### SUPPLIED ENTRIES
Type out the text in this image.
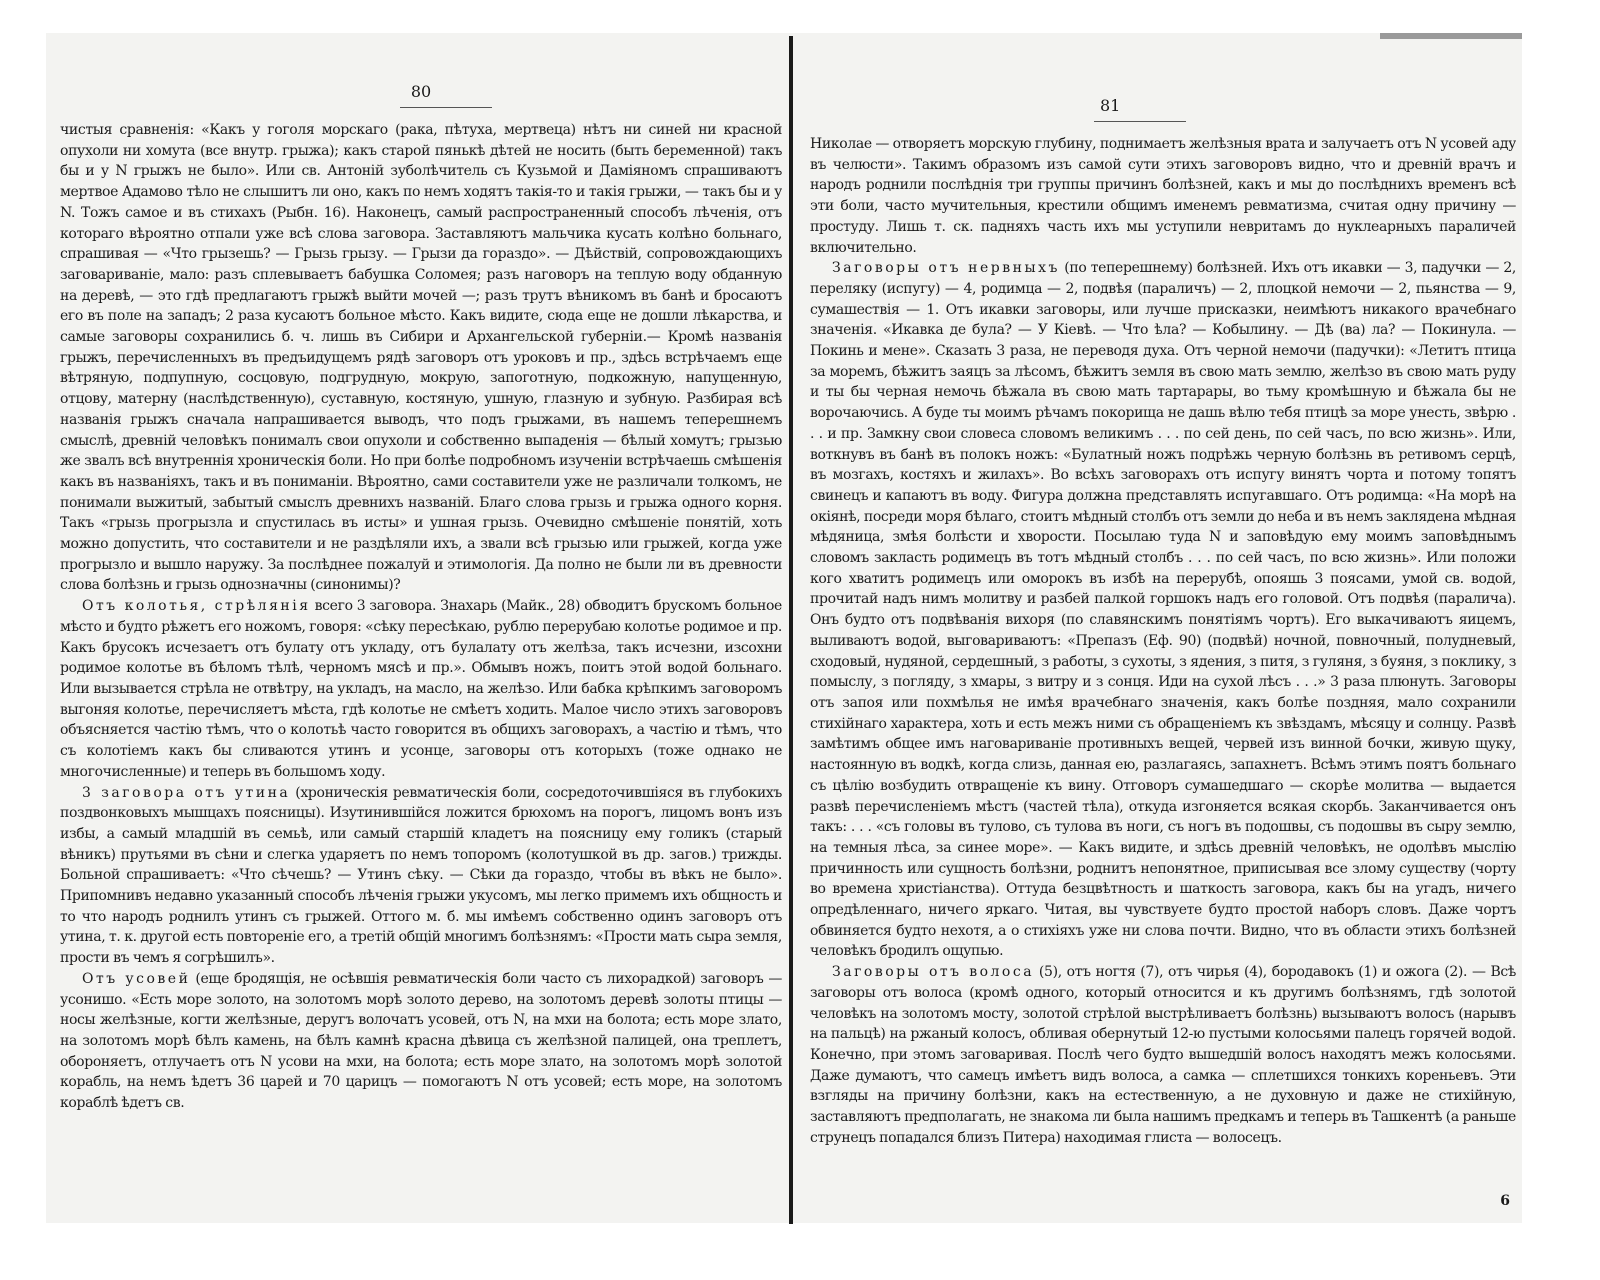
80

чистыя сравненія: «Какъ у гоголя морскаго (рака, пѣтуха, мертвеца) нѣтъ ни синей ни красной опухоли ни хомута (все внутр. грыжа); какъ старой пянькѣ дѣтей не носить (быть беременной) такъ бы и у N грыжъ не было». Или св. Антоній зуболѣчитель съ Кузьмой и Даміяномъ спрашиваютъ мертвое Адамово тѣло не слышитъ ли оно, какъ по немъ ходятъ такія-то и такія грыжи, — такъ бы и у N. Тожъ самое и въ стихахъ (Рыбн. 16). Наконецъ, самый распространенный способъ лѣченія, отъ котораго вѣроятно отпали уже всѣ слова заговора. Заставляютъ мальчика кусать колѣно больнаго, спрашивая — «Что грызешь? — Грызь грызу. — Грызи да гораздо». — Дѣйствій, сопровождающихъ заговариваніе, мало: разъ сплевываетъ бабушка Соломея; разъ наговоръ на теплую воду обданную на деревѣ, — это гдѣ предлагаютъ грыжѣ выйти мочей —; разъ трутъ вѣникомъ въ банѣ и бросаютъ его въ поле на западъ; 2 раза кусаютъ больное мѣсто. Какъ видите, сюда еще не дошли лѣкарства, и самые заговоры сохранились б. ч. лишь въ Сибири и Архангельской губерніи.— Кромѣ названія грыжъ, перечисленныхъ въ предъидущемъ рядѣ заговоръ отъ уроковъ и пр., здѣсь встрѣчаемъ еще вѣтряную, подпупную, сосцовую, подгрудную, мокрую, запоготную, подкожную, напущенную, отцову, матерну (наслѣдственную), суставную, костяную, ушную, глазную и зубную. Разбирая всѣ названія грыжъ сначала напрашивается выводъ, что подъ грыжами, въ нашемъ теперешнемъ смыслѣ, древній человѣкъ понималъ свои опухоли и собственно выпаденія — бѣлый хомутъ; грызью же звалъ всѣ внутреннія хроническія боли. Но при болѣе подробномъ изученіи встрѣчаешь смѣшенія какъ въ названіяхъ, такъ и въ пониманіи. Вѣроятно, сами составители уже не различали толкомъ, не понимали выжитый, забытый смыслъ древнихъ названій. Благо слова грызь и грыжа одного корня. Такъ «грызь прогрызла и спустилась въ исты» и ушная грызь. Очевидно смѣшеніе понятій, хоть можно допустить, что составители и не раздѣляли ихъ, а звали всѣ грызью или грыжей, когда уже прогрызло и вышло наружу. За послѣднее пожалуй и этимологія. Да полно не были ли въ древности слова болѣзнь и грызь однозначны (синонимы)?

Отъ колотья, стрѣлянія всего 3 заговора. Знахарь (Майк., 28) обводитъ брускомъ больное мѣсто и будто рѣжетъ его ножомъ, говоря: «сѣку пересѣкаю, рублю перерубаю колотье родимое и пр. Какъ брусокъ исчезаетъ отъ булату отъ укладу, отъ булалату отъ желѣза, такъ исчезни, изсохни родимое колотье въ бѣломъ тѣлѣ, черномъ мясѣ и пр.». Обмывъ ножъ, поитъ этой водой больнаго. Или вызывается стрѣла не отвѣтру, на укладъ, на масло, на желѣзо. Или бабка крѣпкимъ заговоромъ выгоняя колотье, перечисляетъ мѣста, гдѣ колотье не смѣетъ ходить. Малое число этихъ заговоровъ объясняется частію тѣмъ, что о колотьѣ часто говорится въ общихъ заговорахъ, а частію и тѣмъ, что съ колотіемъ какъ бы сливаются утинъ и усонце, заговоры отъ которыхъ (тоже однако не многочисленные) и теперь въ большомъ ходу.

3 заговора отъ утина (хроническія ревматическія боли, сосредоточившіяся въ глубокихъ поздвонковыхъ мышцахъ поясницы). Изутинившійся ложится брюхомъ на порогъ, лицомъ вонъ изъ избы, а самый младшій въ семьѣ, или самый старшій кладетъ на поясницу ему голикъ (старый вѣникъ) прутьями въ сѣни и слегка ударяетъ по немъ топоромъ (колотушкой въ др. загов.) трижды. Больной спрашиваетъ: «Что сѣчешь? — Утинъ сѣку. — Сѣки да гораздо, чтобы въ вѣкъ не было». Припомнивъ недавно указанный способъ лѣченія грыжи укусомъ, мы легко примемъ ихъ общность и то что народъ роднилъ утинъ съ грыжей. Оттого м. б. мы имѣемъ собственно одинъ заговоръ отъ утина, т. к. другой есть повтореніе его, а третій общій многимъ болѣзнямъ: «Прости мать сыра земля, прости въ чемъ я согрѣшилъ».

Отъ усовей (еще бродящія, не осѣвшія ревматическія боли часто съ лихорадкой) заговоръ — усонишо. «Есть море золото, на золотомъ морѣ золото дерево, на золотомъ деревѣ золоты птицы — носы желѣзные, когти желѣзные, деругъ волочатъ усовей, отъ N, на мхи на болота; есть море злато, на золотомъ морѣ бѣлъ камень, на бѣлъ камнѣ красна дѣвица съ желѣзной палицей, она треплетъ, обороняетъ, отлучаетъ отъ N усови на мхи, на болота; есть море злато, на золотомъ морѣ золотой корабль, на немъ ѣдетъ 36 царей и 70 царицъ — помогаютъ N отъ усовей; есть море, на золотомъ кораблѣ ѣдетъ св.

81

Николае — отворяетъ морскую глубину, поднимаетъ желѣзныя врата и залучаетъ отъ N усовей аду въ челюсти». Такимъ образомъ изъ самой сути этихъ заговоровъ видно, что и древній врачъ и народъ роднили послѣднія три группы причинъ болѣзней, какъ и мы до послѣднихъ временъ всѣ эти боли, часто мучительныя, крестили общимъ именемъ ревматизма, считая одну причину — простуду. Лишь т. ск. падняхъ часть ихъ мы уступили невритамъ до нуклеарныхъ параличей включительно.

Заговоры отъ нервныхъ (по теперешнему) болѣзней. Ихъ отъ икавки — 3, падучки — 2, переляку (испугу) — 4, родимца — 2, подвѣя (параличъ) — 2, плоцкой немочи — 2, пьянства — 9, сумашествія — 1. Отъ икавки заговоры, или лучше присказки, неимѣютъ никакого врачебнаго значенія. «Икавка де була? — У Кіевѣ. — Что ѣла? — Кобылину. — Дѣ (ва) ла? — Покинула. — Покинь и мене». Сказать 3 раза, не переводя духа. Отъ черной немочи (падучки): «Летитъ птица за моремъ, бѣжитъ заяцъ за лѣсомъ, бѣжитъ земля въ свою мать землю, желѣзо въ свою мать руду и ты бы черная немочь бѣжала въ свою мать тартарары, во тьму кромѣшную и бѣжала бы не ворочаючись. А буде ты моимъ рѣчамъ покорища не дашь вѣлю тебя птицѣ за море унесть, звѣрю . . . и пр. Замкну свои словеса словомъ великимъ . . . по сей день, по сей часъ, по всю жизнь». Или, воткнувъ въ банѣ въ полокъ ножъ: «Булатный ножъ подрѣжь черную болѣзнь въ ретивомъ серцѣ, въ мозгахъ, костяхъ и жилахъ». Во всѣхъ заговорахъ отъ испугу винятъ чорта и потому топятъ свинецъ и капаютъ въ воду. Фигура должна представлять испугавшаго. Отъ родимца: «На морѣ на окіянѣ, посреди моря бѣлаго, стоитъ мѣдный столбъ отъ земли до неба и въ немъ заклядена мѣдная мѣдяница, змѣя болѣсти и хворости. Посылаю туда N и заповѣдую ему моимъ заповѣднымъ словомъ закласть родимецъ въ тотъ мѣдный столбъ . . . по сей часъ, по всю жизнь». Или положи кого хватитъ родимецъ или оморокъ въ избѣ на перерубѣ, опояшь 3 поясами, умой св. водой, прочитай надъ нимъ молитву и разбей палкой горшокъ надъ его головой. Отъ подвѣя (паралича). Онъ будто отъ подвѣванія вихоря (по славянскимъ понятіямъ чортъ). Его выкачиваютъ яицемъ, выливаютъ водой, выговариваютъ: «Препазъ (Еф. 90) (подвѣй) ночной, повночный, полудневый, сходовый, нудяной, сердешный, з работы, з сухоты, з ядения, з питя, з гуляня, з буяня, з поклику, з помыслу, з погляду, з хмары, з витру и з сонця. Иди на сухой лѣсъ . . .» 3 раза плюнуть. Заговоры отъ запоя или похмѣлья не имѣя врачебнаго значенія, какъ болѣе поздняя, мало сохранили стихійнаго характера, хоть и есть межъ ними съ обращеніемъ къ звѣздамъ, мѣсяцу и солнцу. Развѣ замѣтимъ общее имъ наговариваніе противныхъ вещей, червей изъ винной бочки, живую щуку, настоянную въ водкѣ, когда слизь, данная ею, разлагаясь, запахнетъ. Всѣмъ этимъ поятъ больнаго съ цѣлію возбудить отвращеніе къ вину. Отговоръ сумашедшаго — скорѣе молитва — выдается развѣ перечисленіемъ мѣстъ (частей тѣла), откуда изгоняется всякая скорбь. Заканчивается онъ такъ: . . . «съ головы въ тулово, съ тулова въ ноги, съ ногъ въ подошвы, съ подошвы въ сыру землю, на темныя лѣса, за синее море». — Какъ видите, и здѣсь древній человѣкъ, не одолѣвъ мыслію причинность или сущность болѣзни, роднитъ непонятное, приписывая все злому существу (чорту во времена христіанства). Оттуда безцвѣтность и шаткость заговора, какъ бы на угадъ, ничего опредѣленнаго, ничего яркаго. Читая, вы чувствуете будто простой наборъ словъ. Даже чортъ обвиняется будто нехотя, а о стихіяхъ уже ни слова почти. Видно, что въ области этихъ болѣзней человѣкъ бродилъ ощупью.

Заговоры отъ волоса (5), отъ ногтя (7), отъ чирья (4), бородавокъ (1) и ожога (2). — Всѣ заговоры отъ волоса (кромѣ одного, который относится и къ другимъ болѣзнямъ, гдѣ золотой человѣкъ на золотомъ мосту, золотой стрѣлой выстрѣливаетъ болѣзнь) вызываютъ волосъ (нарывъ на пальцѣ) на ржаный колосъ, обливая обернутый 12-ю пустыми колосьями палецъ горячей водой. Конечно, при этомъ заговаривая. Послѣ чего будто вышедшій волосъ находятъ межъ колосьями. Даже думаютъ, что самецъ имѣетъ видъ волоса, а самка — сплетшихся тонкихъ кореньевъ. Эти взгляды на причину болѣзни, какъ на естественную, а не духовную и даже не стихійную, заставляютъ предполагать, не знакома ли была нашимъ предкамъ и теперь въ Ташкентѣ (а раньше струнецъ попадался близъ Питера) находимая глиста — волосецъ.

6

### EXERCISE REQUIREMENTS
Look through the entries above and report each line where the string "золотой" occurs.

### RESULT BELOW
Отъ усовей (еще бродящія, не осѣвшія ревматическія боли часто съ лихорадкой) заговоръ — усонишо. «Есть море золото, на золотомъ морѣ золото дерево, на золотомъ деревѣ золоты птицы — носы желѣзные, когти желѣзные, деругъ волочатъ усовей, отъ N, на мхи на болота; есть море злато, на золотомъ морѣ бѣлъ камень, на бѣлъ камнѣ красна дѣвица съ желѣзной палицей, она треплетъ, обороняетъ, отлучаетъ отъ N усови на мхи, на болота; есть море злато, на золотомъ морѣ золотой корабль, на немъ ѣдетъ 36 царей и 70 царицъ — помогаютъ N отъ усовей; есть море, на золотомъ кораблѣ ѣдетъ св.
Заговоры отъ волоса (5), отъ ногтя (7), отъ чирья (4), бородавокъ (1) и ожога (2). — Всѣ заговоры отъ волоса (кромѣ одного, который относится и къ другимъ болѣзнямъ, гдѣ золотой человѣкъ на золотомъ мосту, золотой стрѣлой выстрѣливаетъ болѣзнь) вызываютъ волосъ (нарывъ на пальцѣ) на ржаный колосъ, обливая обернутый 12-ю пустыми колосьями палецъ горячей водой. Конечно, при этомъ заговаривая. Послѣ чего будто вышедшій волосъ находятъ межъ колосьями. Даже думаютъ, что самецъ имѣетъ видъ волоса, а самка — сплетшихся тонкихъ кореньевъ. Эти взгляды на причину болѣзни, какъ на естественную, а не духовную и даже не стихійную, заставляютъ предполагать, не знакома ли была нашимъ предкамъ и теперь въ Ташкентѣ (а раньше струнецъ попадался близъ Питера) находимая глиста — волосецъ.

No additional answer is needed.